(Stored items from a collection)
——————
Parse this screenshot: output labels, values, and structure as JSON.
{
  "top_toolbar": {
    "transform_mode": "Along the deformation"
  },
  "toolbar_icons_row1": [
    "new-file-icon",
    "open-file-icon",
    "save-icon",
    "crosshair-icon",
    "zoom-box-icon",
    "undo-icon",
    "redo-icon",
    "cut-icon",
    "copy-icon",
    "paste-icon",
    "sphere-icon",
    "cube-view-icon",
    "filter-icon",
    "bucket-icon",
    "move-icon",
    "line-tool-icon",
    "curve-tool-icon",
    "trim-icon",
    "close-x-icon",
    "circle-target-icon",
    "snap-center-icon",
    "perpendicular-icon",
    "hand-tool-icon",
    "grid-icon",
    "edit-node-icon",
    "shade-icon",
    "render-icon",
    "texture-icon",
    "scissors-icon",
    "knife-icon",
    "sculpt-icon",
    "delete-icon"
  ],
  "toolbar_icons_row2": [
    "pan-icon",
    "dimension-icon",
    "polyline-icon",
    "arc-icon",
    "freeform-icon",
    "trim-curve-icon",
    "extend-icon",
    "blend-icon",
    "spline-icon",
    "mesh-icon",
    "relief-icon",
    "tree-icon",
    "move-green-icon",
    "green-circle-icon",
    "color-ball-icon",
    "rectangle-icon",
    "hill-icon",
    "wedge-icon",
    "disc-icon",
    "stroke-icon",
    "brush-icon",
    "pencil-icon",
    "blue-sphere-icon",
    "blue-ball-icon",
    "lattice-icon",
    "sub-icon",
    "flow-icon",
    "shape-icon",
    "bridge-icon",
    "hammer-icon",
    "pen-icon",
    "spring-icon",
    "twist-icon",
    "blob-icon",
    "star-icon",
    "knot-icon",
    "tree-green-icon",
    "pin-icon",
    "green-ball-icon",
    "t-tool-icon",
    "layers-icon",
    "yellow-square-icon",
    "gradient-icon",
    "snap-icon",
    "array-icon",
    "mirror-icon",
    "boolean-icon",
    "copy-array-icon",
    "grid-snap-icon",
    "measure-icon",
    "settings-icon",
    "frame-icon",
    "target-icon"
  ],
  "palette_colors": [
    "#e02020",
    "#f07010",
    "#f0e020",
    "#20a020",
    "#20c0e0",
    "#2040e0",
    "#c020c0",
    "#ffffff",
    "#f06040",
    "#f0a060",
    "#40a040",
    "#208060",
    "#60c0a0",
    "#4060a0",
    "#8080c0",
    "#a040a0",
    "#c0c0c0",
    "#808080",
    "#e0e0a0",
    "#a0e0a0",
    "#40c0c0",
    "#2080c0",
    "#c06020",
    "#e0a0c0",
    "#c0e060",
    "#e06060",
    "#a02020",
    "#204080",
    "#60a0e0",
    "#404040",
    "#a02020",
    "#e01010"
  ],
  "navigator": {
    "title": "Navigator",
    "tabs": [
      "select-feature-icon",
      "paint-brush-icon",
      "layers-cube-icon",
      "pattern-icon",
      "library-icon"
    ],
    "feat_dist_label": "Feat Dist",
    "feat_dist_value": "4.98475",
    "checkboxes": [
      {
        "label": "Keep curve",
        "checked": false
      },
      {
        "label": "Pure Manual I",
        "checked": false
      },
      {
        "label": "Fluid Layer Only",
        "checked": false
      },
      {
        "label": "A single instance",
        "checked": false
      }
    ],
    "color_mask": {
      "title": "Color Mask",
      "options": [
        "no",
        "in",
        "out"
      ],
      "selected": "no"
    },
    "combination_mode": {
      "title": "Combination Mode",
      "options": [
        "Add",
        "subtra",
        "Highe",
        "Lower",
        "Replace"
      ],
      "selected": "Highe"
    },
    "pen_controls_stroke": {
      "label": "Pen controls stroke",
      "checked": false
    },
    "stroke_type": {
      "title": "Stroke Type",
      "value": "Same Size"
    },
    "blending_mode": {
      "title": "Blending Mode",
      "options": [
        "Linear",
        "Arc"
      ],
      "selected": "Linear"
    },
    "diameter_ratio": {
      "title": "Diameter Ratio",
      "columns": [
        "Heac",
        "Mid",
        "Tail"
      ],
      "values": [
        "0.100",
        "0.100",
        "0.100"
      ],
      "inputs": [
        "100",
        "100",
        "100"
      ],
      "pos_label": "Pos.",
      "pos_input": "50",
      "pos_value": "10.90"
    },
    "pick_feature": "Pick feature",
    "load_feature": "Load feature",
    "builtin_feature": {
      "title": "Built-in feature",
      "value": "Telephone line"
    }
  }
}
——————
### Task description
Each line in the material above must be retyped without alteration.

### Exercise solution
Parse this screenshot: output labels, values, and structure as JSON.
{
  "top_toolbar": {
    "transform_mode": "Along the deformation"
  },
  "toolbar_icons_row1": [
    "new-file-icon",
    "open-file-icon",
    "save-icon",
    "crosshair-icon",
    "zoom-box-icon",
    "undo-icon",
    "redo-icon",
    "cut-icon",
    "copy-icon",
    "paste-icon",
    "sphere-icon",
    "cube-view-icon",
    "filter-icon",
    "bucket-icon",
    "move-icon",
    "line-tool-icon",
    "curve-tool-icon",
    "trim-icon",
    "close-x-icon",
    "circle-target-icon",
    "snap-center-icon",
    "perpendicular-icon",
    "hand-tool-icon",
    "grid-icon",
    "edit-node-icon",
    "shade-icon",
    "render-icon",
    "texture-icon",
    "scissors-icon",
    "knife-icon",
    "sculpt-icon",
    "delete-icon"
  ],
  "toolbar_icons_row2": [
    "pan-icon",
    "dimension-icon",
    "polyline-icon",
    "arc-icon",
    "freeform-icon",
    "trim-curve-icon",
    "extend-icon",
    "blend-icon",
    "spline-icon",
    "mesh-icon",
    "relief-icon",
    "tree-icon",
    "move-green-icon",
    "green-circle-icon",
    "color-ball-icon",
    "rectangle-icon",
    "hill-icon",
    "wedge-icon",
    "disc-icon",
    "stroke-icon",
    "brush-icon",
    "pencil-icon",
    "blue-sphere-icon",
    "blue-ball-icon",
    "lattice-icon",
    "sub-icon",
    "flow-icon",
    "shape-icon",
    "bridge-icon",
    "hammer-icon",
    "pen-icon",
    "spring-icon",
    "twist-icon",
    "blob-icon",
    "star-icon",
    "knot-icon",
    "tree-green-icon",
    "pin-icon",
    "green-ball-icon",
    "t-tool-icon",
    "layers-icon",
    "yellow-square-icon",
    "gradient-icon",
    "snap-icon",
    "array-icon",
    "mirror-icon",
    "boolean-icon",
    "copy-array-icon",
    "grid-snap-icon",
    "measure-icon",
    "settings-icon",
    "frame-icon",
    "target-icon"
  ],
  "palette_colors": [
    "#e02020",
    "#f07010",
    "#f0e020",
    "#20a020",
    "#20c0e0",
    "#2040e0",
    "#c020c0",
    "#ffffff",
    "#f06040",
    "#f0a060",
    "#40a040",
    "#208060",
    "#60c0a0",
    "#4060a0",
    "#8080c0",
    "#a040a0",
    "#c0c0c0",
    "#808080",
    "#e0e0a0",
    "#a0e0a0",
    "#40c0c0",
    "#2080c0",
    "#c06020",
    "#e0a0c0",
    "#c0e060",
    "#e06060",
    "#a02020",
    "#204080",
    "#60a0e0",
    "#404040",
    "#a02020",
    "#e01010"
  ],
  "navigator": {
    "title": "Navigator",
    "tabs": [
      "select-feature-icon",
      "paint-brush-icon",
      "layers-cube-icon",
      "pattern-icon",
      "library-icon"
    ],
    "feat_dist_label": "Feat Dist",
    "feat_dist_value": "4.98475",
    "checkboxes": [
      {
        "label": "Keep curve",
        "checked": false
      },
      {
        "label": "Pure Manual I",
        "checked": false
      },
      {
        "label": "Fluid Layer Only",
        "checked": false
      },
      {
        "label": "A single instance",
        "checked": false
      }
    ],
    "color_mask": {
      "title": "Color Mask",
      "options": [
        "no",
        "in",
        "out"
      ],
      "selected": "no"
    },
    "combination_mode": {
      "title": "Combination Mode",
      "options": [
        "Add",
        "subtra",
        "Highe",
        "Lower",
        "Replace"
      ],
      "selected": "Highe"
    },
    "pen_controls_stroke": {
      "label": "Pen controls stroke",
      "checked": false
    },
    "stroke_type": {
      "title": "Stroke Type",
      "value": "Same Size"
    },
    "blending_mode": {
      "title": "Blending Mode",
      "options": [
        "Linear",
        "Arc"
      ],
      "selected": "Linear"
    },
    "diameter_ratio": {
      "title": "Diameter Ratio",
      "columns": [
        "Heac",
        "Mid",
        "Tail"
      ],
      "values": [
        "0.100",
        "0.100",
        "0.100"
      ],
      "inputs": [
        "100",
        "100",
        "100"
      ],
      "pos_label": "Pos.",
      "pos_input": "50",
      "pos_value": "10.90"
    },
    "pick_feature": "Pick feature",
    "load_feature": "Load feature",
    "builtin_feature": {
      "title": "Built-in feature",
      "value": "Telephone line"
    }
  }
}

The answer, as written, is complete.